Pesach, named such because we slaughtered the lamb, the object of Egyptian worship, and applied the blood to the doorposts of our homes (and in that merit, Hashem skipped over – “Pasach” – the doors of our ancestors when he brought the final plague upon the Egyptian firstborn). This slaughter was a bold, defining act of defiance. The Jewish people, small in number and enslaved, slaughtered the most cherished symbol of the Egyptian people, of our slave lords, in front of them. We engaged in this civil disobedience because Hashem commanded. Despite fear and without protracted contemplation, we acted on the word of Hashem.
We enter Pesach in uncertain times, we each seek liberation from our particular enslavements and hardships – hardships that are task-masters over us. Yet we dutifully call the Yom Tov of Pesach upon us sanctifying the seder with Hallel. We leave our hardships at the door as we arouse ourselves to joy and sublime contemplation of the grandeur of Hashem and of the greatness of the miracles He bestows upon us, both then and now. Like slave-drivers, our hardships demand our constant attention and involvement, in thought, speech, and deed. But on this night, we are free. We put aside our hardships, we dismiss our task-masters, we enter into freedom. Grabbing freedom from slavery takes boldness and courage. It is with this courage and boldness that we liberate ourselves from everything mundane; giving ourselves, and all that is ours, entirely over to Hashem.

### SUPPLIED RECORDS

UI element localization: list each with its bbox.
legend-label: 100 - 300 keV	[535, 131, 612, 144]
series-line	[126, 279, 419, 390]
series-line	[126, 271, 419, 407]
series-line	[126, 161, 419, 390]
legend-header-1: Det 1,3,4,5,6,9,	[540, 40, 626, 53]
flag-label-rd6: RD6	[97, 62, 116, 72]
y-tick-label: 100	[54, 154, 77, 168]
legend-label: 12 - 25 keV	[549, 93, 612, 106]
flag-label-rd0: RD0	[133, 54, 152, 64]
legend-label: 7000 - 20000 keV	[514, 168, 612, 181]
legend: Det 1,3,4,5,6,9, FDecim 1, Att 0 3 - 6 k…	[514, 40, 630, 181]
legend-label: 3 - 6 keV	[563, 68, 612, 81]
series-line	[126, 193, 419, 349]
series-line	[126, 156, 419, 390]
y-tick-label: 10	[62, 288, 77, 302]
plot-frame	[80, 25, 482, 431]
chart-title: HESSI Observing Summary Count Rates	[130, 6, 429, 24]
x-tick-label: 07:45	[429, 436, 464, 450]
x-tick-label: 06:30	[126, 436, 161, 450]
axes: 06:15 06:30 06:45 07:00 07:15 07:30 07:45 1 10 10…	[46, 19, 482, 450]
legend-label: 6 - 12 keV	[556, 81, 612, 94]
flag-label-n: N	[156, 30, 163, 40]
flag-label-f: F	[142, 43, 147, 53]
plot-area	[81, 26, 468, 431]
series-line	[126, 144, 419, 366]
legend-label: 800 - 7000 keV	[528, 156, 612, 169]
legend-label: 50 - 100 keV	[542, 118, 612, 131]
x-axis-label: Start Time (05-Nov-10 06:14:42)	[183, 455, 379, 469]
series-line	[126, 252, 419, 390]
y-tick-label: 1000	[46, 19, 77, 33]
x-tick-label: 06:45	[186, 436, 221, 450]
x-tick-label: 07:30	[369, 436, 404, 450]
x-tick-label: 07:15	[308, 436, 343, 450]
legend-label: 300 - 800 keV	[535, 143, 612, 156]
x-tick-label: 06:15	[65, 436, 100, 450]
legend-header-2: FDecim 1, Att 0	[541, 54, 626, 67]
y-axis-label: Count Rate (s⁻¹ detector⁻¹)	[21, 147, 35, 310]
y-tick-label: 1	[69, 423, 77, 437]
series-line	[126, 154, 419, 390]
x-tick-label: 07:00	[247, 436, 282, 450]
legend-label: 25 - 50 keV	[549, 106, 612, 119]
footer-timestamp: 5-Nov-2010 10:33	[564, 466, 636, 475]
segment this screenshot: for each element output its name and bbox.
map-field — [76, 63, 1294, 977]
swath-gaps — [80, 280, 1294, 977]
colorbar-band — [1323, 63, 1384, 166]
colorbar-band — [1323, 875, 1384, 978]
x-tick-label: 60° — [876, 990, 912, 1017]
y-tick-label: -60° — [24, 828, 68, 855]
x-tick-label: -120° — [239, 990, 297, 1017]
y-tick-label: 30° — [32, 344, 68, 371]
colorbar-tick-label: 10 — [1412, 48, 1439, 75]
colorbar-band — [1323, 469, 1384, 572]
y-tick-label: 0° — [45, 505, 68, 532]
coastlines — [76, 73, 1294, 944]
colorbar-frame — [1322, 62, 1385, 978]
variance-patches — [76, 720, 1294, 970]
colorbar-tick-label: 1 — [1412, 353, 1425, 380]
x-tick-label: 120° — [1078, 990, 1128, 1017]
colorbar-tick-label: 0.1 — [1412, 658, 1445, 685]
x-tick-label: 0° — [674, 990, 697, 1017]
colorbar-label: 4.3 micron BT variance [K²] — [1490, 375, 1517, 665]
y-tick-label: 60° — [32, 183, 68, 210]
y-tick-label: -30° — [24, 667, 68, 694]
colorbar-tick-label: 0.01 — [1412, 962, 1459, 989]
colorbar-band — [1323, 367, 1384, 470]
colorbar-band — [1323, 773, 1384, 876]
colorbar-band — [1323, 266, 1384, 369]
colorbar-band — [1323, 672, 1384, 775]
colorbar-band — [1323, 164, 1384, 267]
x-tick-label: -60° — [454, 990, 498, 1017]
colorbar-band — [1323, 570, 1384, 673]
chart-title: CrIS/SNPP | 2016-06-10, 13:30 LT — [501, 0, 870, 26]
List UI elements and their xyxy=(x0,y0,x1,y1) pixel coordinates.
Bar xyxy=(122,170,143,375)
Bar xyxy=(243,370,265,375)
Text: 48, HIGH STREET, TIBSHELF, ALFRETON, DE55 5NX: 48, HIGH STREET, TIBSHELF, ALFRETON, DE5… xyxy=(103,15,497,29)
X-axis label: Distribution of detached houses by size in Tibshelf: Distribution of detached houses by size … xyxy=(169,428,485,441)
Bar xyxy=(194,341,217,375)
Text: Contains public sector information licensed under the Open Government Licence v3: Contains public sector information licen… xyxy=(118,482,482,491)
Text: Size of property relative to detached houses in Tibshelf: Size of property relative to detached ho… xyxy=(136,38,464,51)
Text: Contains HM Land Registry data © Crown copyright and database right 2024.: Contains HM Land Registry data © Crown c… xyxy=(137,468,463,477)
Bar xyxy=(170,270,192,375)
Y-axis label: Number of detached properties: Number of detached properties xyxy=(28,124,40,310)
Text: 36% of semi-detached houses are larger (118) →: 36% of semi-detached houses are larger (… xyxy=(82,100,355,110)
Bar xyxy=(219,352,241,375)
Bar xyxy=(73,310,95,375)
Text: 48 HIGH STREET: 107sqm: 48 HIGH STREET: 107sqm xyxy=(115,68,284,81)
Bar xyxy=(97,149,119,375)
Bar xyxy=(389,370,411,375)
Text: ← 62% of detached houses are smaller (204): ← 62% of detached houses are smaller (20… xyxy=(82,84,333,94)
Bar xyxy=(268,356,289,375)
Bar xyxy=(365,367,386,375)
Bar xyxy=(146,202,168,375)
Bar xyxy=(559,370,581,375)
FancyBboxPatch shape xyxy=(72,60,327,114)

### REQUIRED WORK
Copy the portion of the passage on Pesach starting at "We enter Pesach" and ending at "over to Hashem.". The data is not needed here.

### YOUR SOLUTION
We enter Pesach in uncertain times, we each seek liberation from our particular enslavements and hardships – hardships that are task-masters over us. Yet we dutifully call the Yom Tov of Pesach upon us sanctifying the seder with Hallel. We leave our hardships at the door as we arouse ourselves to joy and sublime contemplation of the grandeur of Hashem and of the greatness of the miracles He bestows upon us, both then and now. Like slave-drivers, our hardships demand our constant attention and involvement, in thought, speech, and deed. But on this night, we are free. We put aside our hardships, we dismiss our task-masters, we enter into freedom. Grabbing freedom from slavery takes boldness and courage. It is with this courage and boldness that we liberate ourselves from everything mundane; giving ourselves, and all that is ours, entirely over to Hashem.